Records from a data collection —

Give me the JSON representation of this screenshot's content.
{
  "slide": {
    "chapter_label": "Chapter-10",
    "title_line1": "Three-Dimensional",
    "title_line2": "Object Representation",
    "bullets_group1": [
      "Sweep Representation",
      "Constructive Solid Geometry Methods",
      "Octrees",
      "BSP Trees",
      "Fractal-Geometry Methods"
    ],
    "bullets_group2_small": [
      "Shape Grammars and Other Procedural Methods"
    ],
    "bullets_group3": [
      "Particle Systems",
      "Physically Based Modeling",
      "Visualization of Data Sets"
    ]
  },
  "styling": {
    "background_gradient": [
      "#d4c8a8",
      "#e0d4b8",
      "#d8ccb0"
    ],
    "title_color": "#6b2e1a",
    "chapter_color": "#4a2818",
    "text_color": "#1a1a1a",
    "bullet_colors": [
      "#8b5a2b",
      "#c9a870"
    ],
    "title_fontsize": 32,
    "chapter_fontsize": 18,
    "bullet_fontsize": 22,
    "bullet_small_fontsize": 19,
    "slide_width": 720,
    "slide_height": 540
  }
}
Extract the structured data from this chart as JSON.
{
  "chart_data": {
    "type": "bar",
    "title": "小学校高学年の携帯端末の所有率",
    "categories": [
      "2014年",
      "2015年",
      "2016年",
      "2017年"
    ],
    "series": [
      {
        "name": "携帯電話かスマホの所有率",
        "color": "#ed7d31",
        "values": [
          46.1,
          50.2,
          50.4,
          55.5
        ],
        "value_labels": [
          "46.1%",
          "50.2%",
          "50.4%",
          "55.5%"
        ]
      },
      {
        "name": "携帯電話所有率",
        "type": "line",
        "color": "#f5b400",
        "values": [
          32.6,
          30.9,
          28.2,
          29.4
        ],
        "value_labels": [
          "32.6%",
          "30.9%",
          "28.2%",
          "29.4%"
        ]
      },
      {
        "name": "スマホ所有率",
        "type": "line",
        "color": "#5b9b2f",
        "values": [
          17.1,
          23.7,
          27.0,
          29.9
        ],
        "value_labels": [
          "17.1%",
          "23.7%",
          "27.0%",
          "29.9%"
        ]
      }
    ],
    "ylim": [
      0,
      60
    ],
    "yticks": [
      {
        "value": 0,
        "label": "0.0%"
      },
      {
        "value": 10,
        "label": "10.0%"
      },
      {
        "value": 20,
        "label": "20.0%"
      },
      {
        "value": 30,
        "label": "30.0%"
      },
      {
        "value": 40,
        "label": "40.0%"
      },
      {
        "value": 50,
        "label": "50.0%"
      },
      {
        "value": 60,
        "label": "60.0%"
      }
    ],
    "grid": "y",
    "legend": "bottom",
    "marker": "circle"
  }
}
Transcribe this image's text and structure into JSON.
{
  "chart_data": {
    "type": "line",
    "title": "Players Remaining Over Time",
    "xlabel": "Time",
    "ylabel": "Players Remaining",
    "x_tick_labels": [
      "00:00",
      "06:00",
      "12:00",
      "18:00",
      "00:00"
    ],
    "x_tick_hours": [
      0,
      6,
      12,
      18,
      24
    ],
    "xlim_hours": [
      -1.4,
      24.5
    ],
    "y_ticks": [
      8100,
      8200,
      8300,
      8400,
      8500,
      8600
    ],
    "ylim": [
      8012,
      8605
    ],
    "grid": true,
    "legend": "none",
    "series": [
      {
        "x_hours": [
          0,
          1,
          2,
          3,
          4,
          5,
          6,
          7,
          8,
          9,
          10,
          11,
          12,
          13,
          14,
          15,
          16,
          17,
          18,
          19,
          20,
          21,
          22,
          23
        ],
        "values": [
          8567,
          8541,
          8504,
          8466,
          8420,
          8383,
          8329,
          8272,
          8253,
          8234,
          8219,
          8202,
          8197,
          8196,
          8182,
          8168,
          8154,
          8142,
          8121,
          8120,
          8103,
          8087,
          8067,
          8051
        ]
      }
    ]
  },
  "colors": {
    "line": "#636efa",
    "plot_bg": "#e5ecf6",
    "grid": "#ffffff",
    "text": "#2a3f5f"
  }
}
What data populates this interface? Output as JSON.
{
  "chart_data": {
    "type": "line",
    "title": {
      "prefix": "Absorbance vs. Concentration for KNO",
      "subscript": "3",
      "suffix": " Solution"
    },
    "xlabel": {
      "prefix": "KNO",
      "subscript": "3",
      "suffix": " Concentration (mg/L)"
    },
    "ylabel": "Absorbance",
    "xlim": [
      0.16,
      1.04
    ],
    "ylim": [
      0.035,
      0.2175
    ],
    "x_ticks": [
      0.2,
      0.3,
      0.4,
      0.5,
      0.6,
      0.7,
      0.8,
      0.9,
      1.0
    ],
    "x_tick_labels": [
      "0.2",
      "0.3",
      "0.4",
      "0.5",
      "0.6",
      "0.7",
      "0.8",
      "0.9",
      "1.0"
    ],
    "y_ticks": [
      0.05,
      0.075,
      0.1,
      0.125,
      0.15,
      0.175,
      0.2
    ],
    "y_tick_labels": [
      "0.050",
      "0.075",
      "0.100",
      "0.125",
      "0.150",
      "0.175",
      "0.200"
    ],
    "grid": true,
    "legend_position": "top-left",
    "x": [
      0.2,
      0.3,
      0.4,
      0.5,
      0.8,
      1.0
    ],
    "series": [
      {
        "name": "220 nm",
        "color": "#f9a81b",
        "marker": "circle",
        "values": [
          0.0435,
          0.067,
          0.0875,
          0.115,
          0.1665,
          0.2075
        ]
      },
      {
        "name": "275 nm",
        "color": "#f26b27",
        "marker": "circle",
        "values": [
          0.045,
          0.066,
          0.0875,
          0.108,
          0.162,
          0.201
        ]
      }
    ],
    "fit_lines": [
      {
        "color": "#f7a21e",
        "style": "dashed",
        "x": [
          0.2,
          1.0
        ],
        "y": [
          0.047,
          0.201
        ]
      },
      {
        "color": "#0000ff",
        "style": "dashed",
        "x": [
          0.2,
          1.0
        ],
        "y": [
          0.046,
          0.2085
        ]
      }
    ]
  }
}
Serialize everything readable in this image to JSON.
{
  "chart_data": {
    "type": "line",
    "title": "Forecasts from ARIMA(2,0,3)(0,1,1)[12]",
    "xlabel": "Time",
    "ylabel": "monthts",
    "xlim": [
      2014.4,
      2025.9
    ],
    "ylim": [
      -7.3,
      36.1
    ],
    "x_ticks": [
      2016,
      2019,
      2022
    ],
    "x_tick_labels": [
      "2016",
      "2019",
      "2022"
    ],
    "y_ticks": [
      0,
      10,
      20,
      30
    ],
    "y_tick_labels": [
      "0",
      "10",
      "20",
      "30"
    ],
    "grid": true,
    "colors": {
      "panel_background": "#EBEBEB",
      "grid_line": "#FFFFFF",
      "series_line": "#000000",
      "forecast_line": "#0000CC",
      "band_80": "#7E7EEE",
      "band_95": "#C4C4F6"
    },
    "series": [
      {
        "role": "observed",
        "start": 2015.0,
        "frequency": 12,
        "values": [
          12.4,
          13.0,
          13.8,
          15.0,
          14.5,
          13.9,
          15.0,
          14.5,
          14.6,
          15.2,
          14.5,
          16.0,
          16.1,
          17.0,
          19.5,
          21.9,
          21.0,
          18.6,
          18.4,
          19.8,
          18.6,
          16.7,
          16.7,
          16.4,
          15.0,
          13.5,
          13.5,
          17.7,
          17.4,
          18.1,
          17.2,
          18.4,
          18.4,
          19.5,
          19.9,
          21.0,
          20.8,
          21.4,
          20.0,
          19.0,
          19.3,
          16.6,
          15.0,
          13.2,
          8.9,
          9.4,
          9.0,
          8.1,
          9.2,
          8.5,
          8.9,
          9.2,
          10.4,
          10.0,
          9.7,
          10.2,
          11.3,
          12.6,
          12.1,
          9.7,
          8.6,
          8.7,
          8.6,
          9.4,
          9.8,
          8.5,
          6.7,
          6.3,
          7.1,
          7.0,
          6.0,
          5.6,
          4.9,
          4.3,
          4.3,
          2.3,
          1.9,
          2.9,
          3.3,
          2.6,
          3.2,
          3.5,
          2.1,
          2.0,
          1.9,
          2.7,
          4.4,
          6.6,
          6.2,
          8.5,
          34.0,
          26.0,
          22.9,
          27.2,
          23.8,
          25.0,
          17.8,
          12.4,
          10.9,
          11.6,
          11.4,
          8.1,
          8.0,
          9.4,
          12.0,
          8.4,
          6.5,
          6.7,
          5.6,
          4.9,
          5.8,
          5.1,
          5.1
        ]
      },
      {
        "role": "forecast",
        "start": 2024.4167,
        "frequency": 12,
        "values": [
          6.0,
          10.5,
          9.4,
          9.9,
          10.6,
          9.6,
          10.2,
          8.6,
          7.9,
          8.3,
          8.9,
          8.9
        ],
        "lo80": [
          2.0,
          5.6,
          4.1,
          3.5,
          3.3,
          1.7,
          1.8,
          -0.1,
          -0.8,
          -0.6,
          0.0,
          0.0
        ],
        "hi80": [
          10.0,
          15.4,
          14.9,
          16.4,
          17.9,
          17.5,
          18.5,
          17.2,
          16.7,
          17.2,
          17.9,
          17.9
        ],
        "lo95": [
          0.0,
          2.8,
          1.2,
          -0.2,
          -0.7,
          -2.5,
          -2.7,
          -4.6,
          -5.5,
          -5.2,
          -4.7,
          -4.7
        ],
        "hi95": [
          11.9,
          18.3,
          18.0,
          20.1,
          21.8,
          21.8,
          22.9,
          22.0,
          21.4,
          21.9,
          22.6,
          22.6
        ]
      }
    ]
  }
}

Exercise task — Find how many lines hold the string "image", and state that number alone.

Output — 2